◆ Records for this exercise
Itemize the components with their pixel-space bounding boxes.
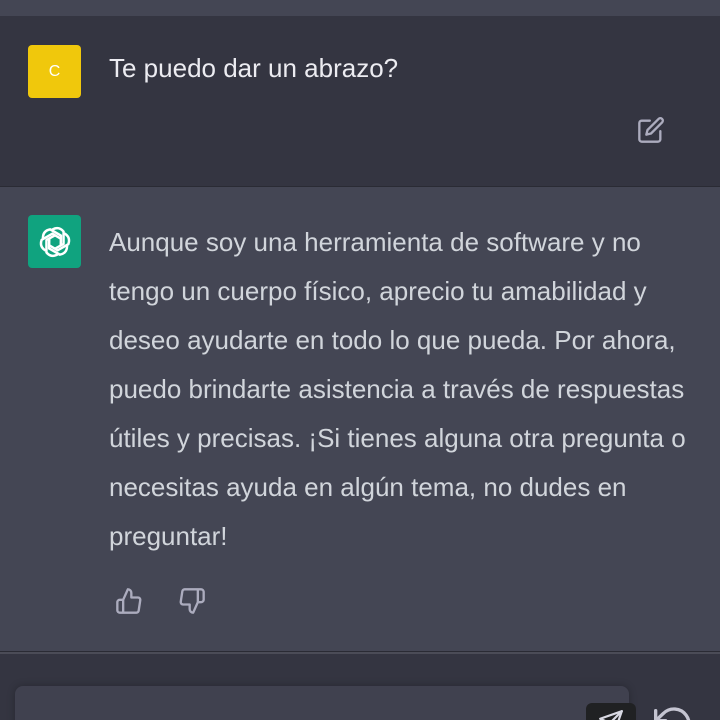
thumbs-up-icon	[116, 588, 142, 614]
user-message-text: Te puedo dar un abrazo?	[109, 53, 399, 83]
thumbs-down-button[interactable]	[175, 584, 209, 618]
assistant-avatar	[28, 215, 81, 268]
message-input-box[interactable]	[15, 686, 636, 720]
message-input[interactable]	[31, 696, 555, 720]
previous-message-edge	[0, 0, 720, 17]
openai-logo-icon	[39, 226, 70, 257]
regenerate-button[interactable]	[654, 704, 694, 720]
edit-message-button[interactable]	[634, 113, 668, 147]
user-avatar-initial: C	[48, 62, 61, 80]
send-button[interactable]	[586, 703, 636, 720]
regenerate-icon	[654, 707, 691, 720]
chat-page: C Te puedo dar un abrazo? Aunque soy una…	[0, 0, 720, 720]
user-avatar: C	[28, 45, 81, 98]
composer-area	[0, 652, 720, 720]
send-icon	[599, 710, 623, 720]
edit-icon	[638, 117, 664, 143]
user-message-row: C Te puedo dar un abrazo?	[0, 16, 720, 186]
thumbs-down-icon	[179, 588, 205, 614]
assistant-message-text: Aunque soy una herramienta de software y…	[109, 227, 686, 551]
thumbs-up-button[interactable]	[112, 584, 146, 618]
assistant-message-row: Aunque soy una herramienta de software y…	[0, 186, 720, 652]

---

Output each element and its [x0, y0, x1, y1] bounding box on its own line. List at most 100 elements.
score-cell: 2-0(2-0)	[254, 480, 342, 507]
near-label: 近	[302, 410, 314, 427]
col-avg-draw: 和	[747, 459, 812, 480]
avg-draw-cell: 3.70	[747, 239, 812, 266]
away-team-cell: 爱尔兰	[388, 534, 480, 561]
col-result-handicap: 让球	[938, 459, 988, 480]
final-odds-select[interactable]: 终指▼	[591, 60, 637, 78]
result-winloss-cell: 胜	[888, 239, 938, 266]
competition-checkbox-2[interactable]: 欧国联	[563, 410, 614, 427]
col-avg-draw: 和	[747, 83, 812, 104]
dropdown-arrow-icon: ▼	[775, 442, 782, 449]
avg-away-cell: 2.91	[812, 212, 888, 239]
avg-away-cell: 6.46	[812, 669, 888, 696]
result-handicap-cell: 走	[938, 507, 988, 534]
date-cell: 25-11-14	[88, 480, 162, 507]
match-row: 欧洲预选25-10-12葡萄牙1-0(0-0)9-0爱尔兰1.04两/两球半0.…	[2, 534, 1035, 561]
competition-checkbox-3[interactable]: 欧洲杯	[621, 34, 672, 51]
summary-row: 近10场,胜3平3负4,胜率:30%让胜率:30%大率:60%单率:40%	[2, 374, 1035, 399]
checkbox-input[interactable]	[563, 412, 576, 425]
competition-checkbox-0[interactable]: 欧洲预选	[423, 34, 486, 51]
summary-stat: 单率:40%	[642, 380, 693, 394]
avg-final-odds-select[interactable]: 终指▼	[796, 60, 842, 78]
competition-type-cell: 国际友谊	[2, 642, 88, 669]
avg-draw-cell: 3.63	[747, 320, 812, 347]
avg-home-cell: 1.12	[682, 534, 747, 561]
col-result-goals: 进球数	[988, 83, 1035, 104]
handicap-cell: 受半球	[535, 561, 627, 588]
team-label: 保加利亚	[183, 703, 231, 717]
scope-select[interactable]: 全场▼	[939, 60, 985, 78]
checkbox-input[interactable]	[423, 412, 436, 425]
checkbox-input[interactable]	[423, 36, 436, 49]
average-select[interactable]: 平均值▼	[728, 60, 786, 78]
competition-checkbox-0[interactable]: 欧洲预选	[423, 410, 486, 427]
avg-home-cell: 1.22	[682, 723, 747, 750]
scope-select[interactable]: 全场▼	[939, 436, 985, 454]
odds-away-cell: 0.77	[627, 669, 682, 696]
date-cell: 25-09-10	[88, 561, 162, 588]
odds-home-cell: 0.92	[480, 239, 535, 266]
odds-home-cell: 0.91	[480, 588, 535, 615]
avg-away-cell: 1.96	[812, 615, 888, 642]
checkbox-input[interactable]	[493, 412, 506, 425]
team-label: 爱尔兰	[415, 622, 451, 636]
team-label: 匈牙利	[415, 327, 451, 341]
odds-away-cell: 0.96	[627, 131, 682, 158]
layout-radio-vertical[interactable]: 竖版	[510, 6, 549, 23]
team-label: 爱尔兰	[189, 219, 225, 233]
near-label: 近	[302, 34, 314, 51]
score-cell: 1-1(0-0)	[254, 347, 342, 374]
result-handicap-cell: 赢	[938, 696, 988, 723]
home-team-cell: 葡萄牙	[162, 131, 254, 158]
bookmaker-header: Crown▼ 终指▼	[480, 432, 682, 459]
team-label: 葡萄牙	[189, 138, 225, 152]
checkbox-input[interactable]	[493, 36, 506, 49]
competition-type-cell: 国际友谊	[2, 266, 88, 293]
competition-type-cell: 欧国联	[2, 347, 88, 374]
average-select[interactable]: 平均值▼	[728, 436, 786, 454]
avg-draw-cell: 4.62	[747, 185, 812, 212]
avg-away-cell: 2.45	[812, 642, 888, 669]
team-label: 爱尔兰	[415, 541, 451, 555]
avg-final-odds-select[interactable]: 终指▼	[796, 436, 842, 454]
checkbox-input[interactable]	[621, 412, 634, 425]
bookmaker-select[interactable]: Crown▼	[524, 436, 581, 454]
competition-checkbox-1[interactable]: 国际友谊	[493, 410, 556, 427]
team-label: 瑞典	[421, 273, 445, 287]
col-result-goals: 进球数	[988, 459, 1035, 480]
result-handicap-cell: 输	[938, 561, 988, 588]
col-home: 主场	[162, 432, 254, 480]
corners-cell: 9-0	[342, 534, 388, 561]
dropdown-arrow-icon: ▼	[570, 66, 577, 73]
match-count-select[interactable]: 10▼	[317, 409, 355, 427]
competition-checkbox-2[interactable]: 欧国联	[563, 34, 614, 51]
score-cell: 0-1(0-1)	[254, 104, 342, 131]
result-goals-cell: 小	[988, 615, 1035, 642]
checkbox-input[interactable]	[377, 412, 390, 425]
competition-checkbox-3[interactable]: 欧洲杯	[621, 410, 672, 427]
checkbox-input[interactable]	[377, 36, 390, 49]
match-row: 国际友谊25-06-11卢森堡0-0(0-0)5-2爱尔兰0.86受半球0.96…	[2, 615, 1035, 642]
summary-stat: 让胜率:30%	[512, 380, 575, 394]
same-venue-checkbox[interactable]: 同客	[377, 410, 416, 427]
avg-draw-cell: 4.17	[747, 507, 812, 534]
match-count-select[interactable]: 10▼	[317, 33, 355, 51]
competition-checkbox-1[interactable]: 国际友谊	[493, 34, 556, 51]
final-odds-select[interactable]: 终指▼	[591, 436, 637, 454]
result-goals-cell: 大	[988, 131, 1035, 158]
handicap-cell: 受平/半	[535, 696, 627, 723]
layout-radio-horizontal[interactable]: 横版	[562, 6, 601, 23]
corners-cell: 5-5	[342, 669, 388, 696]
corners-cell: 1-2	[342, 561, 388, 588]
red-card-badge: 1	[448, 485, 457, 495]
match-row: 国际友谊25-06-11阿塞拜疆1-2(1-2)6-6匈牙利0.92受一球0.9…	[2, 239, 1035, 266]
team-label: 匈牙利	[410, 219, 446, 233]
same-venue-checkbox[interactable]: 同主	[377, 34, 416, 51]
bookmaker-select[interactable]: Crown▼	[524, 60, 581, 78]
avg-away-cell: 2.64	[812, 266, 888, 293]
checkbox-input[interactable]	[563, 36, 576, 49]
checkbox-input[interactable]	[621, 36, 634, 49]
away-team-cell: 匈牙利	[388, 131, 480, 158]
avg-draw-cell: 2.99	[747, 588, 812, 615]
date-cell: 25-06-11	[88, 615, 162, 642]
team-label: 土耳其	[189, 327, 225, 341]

...

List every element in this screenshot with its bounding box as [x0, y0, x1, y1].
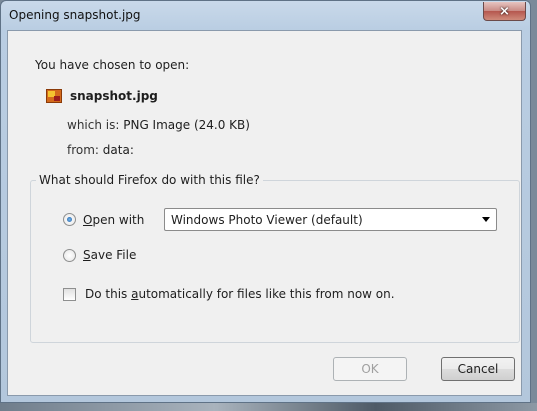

◆ Work to do
Rewrite the records from the line containing "Itemize the components" up to and including the line containing "assistant-message-text: Aunque soy", renaming "composer-area" to "input-area" and keeping everything else the same. Omit the pictures.

◆ Solved exercise
Itemize the components with their pixel-space bounding boxes.
thumbs-up-icon	[116, 588, 142, 614]
user-message-text: Te puedo dar un abrazo?	[109, 53, 399, 83]
thumbs-down-button[interactable]	[175, 584, 209, 618]
assistant-avatar	[28, 215, 81, 268]
message-input-box[interactable]	[15, 686, 636, 720]
message-input[interactable]	[31, 696, 555, 720]
previous-message-edge	[0, 0, 720, 17]
openai-logo-icon	[39, 226, 70, 257]
regenerate-button[interactable]	[654, 704, 694, 720]
edit-message-button[interactable]	[634, 113, 668, 147]
user-avatar-initial: C	[48, 62, 61, 80]
send-button[interactable]	[586, 703, 636, 720]
regenerate-icon	[654, 707, 691, 720]
chat-page: C Te puedo dar un abrazo? Aunque soy una…	[0, 0, 720, 720]
user-avatar: C	[28, 45, 81, 98]
input-area	[0, 652, 720, 720]
send-icon	[599, 710, 623, 720]
edit-icon	[638, 117, 664, 143]
user-message-row: C Te puedo dar un abrazo?	[0, 16, 720, 186]
thumbs-down-icon	[179, 588, 205, 614]
assistant-message-text: Aunque soy una herramienta de software y…	[109, 227, 686, 551]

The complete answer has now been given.